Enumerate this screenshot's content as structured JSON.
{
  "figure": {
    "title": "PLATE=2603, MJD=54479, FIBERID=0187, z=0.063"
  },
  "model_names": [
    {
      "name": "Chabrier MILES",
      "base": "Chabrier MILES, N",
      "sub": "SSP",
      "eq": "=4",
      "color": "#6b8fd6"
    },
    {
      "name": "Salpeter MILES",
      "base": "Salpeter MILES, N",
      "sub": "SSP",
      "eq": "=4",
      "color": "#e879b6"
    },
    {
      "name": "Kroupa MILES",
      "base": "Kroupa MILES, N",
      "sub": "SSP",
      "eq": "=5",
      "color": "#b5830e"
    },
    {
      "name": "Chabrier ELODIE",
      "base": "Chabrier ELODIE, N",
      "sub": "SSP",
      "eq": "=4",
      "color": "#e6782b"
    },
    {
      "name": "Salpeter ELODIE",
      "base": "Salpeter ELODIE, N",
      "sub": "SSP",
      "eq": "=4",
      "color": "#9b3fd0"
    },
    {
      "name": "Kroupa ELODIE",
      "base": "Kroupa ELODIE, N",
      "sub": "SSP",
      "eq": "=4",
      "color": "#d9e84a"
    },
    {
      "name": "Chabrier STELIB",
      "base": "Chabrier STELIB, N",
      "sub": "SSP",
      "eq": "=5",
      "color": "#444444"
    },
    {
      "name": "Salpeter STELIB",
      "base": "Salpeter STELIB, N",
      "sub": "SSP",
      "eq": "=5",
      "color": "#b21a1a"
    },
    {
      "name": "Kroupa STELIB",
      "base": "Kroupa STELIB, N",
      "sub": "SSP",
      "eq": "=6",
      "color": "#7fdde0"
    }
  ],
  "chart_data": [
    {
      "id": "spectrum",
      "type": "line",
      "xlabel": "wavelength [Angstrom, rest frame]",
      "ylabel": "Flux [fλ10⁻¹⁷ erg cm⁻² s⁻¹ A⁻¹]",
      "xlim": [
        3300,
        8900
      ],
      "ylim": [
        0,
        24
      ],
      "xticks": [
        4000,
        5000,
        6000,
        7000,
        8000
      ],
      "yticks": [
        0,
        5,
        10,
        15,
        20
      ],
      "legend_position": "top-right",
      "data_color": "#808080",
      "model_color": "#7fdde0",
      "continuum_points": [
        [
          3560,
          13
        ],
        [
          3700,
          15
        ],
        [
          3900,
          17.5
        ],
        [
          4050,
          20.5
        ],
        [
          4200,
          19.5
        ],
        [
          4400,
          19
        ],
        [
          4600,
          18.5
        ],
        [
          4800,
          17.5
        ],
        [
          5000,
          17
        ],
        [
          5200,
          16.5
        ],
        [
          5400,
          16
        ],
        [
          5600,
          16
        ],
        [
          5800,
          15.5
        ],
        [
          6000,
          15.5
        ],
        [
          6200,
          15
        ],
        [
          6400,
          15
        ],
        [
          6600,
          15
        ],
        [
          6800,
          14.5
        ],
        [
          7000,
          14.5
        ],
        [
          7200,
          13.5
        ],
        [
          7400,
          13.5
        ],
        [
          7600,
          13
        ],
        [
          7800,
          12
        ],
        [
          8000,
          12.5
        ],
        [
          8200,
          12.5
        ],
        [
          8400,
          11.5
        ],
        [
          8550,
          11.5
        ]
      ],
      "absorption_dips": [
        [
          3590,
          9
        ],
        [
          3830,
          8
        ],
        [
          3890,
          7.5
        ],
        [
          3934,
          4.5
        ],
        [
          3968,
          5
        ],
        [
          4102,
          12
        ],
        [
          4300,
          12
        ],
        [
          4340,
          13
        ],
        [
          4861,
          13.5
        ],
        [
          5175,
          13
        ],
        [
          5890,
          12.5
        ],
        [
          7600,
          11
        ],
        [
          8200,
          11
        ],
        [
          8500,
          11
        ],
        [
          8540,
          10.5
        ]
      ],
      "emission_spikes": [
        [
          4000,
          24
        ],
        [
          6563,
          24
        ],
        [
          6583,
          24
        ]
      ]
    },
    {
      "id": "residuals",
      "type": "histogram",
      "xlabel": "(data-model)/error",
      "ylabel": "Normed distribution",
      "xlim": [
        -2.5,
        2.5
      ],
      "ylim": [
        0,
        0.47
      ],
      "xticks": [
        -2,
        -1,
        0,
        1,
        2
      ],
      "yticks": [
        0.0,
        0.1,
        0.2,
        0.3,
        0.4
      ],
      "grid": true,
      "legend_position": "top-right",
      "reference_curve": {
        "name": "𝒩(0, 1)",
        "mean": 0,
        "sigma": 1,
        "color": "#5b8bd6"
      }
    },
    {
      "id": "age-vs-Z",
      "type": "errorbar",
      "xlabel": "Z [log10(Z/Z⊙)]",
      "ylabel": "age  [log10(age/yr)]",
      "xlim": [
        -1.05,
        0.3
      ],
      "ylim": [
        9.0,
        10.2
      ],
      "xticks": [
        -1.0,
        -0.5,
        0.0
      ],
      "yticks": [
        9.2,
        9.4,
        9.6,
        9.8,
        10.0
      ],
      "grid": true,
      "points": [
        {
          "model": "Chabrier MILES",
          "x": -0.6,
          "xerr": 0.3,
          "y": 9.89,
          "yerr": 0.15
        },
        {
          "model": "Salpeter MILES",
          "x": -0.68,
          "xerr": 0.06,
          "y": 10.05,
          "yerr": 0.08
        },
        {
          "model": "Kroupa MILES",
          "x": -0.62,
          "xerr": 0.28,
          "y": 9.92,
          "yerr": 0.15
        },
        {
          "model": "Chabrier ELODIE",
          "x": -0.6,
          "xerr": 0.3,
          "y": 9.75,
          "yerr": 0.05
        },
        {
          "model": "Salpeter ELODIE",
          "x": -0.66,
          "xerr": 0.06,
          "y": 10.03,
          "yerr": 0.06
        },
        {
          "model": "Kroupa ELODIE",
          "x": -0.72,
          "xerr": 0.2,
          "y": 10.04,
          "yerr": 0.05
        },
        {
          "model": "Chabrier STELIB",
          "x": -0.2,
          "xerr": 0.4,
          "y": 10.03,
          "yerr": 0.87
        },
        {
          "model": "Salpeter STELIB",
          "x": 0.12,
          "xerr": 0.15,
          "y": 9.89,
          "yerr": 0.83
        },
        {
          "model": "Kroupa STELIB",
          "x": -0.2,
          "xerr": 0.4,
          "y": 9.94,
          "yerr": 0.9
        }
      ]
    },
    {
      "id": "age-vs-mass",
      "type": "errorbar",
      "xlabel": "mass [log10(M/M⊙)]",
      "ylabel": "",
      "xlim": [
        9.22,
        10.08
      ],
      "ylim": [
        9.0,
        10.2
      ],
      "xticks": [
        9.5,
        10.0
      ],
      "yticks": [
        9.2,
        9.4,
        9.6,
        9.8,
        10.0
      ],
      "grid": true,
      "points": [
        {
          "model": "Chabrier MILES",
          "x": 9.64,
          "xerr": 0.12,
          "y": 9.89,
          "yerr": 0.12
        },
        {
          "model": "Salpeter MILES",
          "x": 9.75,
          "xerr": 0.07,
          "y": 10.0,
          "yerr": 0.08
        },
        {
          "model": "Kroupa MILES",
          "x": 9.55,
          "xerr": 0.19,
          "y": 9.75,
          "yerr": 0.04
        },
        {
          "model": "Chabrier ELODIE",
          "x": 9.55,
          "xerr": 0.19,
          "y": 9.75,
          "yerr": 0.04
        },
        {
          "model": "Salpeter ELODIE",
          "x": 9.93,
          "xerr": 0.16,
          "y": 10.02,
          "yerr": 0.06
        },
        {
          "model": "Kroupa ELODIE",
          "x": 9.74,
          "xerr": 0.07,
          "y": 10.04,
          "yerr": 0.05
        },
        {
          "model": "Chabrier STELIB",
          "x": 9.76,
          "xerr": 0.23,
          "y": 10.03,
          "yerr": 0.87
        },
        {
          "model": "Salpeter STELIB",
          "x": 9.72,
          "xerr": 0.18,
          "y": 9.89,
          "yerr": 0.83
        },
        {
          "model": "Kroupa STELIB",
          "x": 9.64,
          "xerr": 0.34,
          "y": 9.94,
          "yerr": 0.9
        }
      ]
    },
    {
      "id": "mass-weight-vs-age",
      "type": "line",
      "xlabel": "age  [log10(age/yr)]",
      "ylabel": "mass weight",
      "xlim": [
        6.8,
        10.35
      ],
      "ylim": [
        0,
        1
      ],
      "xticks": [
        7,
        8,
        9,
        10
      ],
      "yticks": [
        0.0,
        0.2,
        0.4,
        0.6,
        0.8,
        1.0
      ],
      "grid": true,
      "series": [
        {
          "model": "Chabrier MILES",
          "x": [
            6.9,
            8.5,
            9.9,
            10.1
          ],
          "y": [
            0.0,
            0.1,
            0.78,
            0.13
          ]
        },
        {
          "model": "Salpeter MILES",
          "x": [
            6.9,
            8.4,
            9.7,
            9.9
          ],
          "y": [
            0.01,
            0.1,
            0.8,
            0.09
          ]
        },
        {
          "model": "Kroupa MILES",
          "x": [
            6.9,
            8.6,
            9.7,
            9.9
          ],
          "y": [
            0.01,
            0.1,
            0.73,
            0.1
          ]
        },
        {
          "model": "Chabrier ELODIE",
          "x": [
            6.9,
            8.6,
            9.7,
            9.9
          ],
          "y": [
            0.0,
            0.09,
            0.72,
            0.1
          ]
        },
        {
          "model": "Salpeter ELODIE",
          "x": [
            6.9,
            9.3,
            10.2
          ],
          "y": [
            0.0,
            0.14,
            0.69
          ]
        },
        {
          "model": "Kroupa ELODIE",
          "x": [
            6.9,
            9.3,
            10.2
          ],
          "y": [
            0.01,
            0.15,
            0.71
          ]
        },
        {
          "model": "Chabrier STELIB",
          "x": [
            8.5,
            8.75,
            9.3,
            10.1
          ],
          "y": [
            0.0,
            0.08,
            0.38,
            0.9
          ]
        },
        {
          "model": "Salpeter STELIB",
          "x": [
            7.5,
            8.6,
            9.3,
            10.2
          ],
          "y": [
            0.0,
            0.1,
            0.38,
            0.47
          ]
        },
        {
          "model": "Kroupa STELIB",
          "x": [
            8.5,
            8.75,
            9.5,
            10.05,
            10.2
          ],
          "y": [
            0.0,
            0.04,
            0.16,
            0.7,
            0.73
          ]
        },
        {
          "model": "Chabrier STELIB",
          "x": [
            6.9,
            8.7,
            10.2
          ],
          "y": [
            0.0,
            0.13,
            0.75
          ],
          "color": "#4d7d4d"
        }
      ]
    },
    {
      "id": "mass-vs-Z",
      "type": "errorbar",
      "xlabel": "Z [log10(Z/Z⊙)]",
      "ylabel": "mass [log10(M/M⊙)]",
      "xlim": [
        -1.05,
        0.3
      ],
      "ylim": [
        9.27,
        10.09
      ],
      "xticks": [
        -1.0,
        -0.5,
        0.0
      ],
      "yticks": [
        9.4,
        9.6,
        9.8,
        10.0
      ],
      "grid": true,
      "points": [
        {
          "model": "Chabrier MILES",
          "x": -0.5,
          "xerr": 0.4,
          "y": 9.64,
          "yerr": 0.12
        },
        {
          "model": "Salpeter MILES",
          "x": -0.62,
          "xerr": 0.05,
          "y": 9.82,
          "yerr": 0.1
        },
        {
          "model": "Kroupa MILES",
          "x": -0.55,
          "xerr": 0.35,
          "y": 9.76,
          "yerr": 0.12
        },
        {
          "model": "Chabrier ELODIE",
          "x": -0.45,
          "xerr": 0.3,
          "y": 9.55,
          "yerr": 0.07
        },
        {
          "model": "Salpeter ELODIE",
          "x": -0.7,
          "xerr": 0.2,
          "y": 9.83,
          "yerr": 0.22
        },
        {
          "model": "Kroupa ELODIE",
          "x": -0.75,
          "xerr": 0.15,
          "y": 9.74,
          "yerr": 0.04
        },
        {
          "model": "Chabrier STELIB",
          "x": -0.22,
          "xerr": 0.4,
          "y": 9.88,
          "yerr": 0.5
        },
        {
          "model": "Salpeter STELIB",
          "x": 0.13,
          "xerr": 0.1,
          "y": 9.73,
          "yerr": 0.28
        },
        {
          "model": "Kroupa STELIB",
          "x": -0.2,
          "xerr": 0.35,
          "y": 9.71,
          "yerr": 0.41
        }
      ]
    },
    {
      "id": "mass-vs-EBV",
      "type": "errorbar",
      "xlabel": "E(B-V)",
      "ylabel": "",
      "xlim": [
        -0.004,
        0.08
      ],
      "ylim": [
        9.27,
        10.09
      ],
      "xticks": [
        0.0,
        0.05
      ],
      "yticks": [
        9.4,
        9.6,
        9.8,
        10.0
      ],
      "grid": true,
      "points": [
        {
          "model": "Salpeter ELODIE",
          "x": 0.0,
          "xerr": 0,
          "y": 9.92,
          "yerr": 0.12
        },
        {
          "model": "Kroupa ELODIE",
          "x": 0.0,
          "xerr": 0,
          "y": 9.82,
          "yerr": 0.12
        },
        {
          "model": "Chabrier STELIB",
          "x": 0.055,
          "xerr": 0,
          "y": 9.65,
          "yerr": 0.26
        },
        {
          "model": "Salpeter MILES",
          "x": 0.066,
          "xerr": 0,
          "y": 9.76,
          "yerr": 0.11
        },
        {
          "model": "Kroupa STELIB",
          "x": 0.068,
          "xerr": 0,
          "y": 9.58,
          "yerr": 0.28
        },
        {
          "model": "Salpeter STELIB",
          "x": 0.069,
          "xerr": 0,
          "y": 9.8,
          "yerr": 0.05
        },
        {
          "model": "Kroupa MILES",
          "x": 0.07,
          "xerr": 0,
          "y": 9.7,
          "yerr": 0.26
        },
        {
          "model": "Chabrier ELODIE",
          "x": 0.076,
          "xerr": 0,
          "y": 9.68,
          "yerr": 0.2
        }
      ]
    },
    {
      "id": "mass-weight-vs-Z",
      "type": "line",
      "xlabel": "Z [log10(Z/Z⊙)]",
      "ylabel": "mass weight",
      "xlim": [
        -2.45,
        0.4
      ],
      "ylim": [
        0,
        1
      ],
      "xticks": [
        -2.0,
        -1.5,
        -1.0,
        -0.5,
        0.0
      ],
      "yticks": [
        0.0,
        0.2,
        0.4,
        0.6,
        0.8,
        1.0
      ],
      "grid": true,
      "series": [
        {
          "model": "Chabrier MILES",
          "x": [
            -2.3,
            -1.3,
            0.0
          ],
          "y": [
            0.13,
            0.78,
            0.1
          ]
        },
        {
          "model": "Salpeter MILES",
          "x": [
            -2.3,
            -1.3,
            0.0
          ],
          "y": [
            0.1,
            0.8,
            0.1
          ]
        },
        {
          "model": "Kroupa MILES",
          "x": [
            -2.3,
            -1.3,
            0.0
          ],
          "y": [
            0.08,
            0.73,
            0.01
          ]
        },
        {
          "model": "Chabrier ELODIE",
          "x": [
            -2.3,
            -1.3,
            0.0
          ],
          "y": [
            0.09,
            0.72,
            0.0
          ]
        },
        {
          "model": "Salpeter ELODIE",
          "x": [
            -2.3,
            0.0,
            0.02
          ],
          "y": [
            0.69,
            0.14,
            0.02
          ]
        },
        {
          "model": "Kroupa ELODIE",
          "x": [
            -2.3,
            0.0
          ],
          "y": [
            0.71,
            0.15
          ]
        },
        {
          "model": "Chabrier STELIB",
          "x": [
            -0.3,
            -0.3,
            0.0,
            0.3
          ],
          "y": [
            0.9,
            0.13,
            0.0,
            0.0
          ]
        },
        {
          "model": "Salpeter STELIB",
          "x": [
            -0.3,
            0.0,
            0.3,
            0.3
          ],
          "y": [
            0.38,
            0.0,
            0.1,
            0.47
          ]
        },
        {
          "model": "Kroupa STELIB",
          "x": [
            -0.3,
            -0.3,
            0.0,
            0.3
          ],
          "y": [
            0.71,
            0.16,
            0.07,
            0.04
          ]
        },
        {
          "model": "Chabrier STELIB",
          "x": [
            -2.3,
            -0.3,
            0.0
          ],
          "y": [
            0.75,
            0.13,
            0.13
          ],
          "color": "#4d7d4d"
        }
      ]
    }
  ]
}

......

### Aim
Make a list of all lines in the data that contain "mass".

### Expected output
      "id": "age-vs-mass",
      "xlabel": "mass [log10(M/M⊙)]",
      "id": "mass-weight-vs-age",
      "ylabel": "mass weight",
      "id": "mass-vs-Z",
      "ylabel": "mass [log10(M/M⊙)]",
      "id": "mass-vs-EBV",
      "id": "mass-weight-vs-Z",
      "ylabel": "mass weight",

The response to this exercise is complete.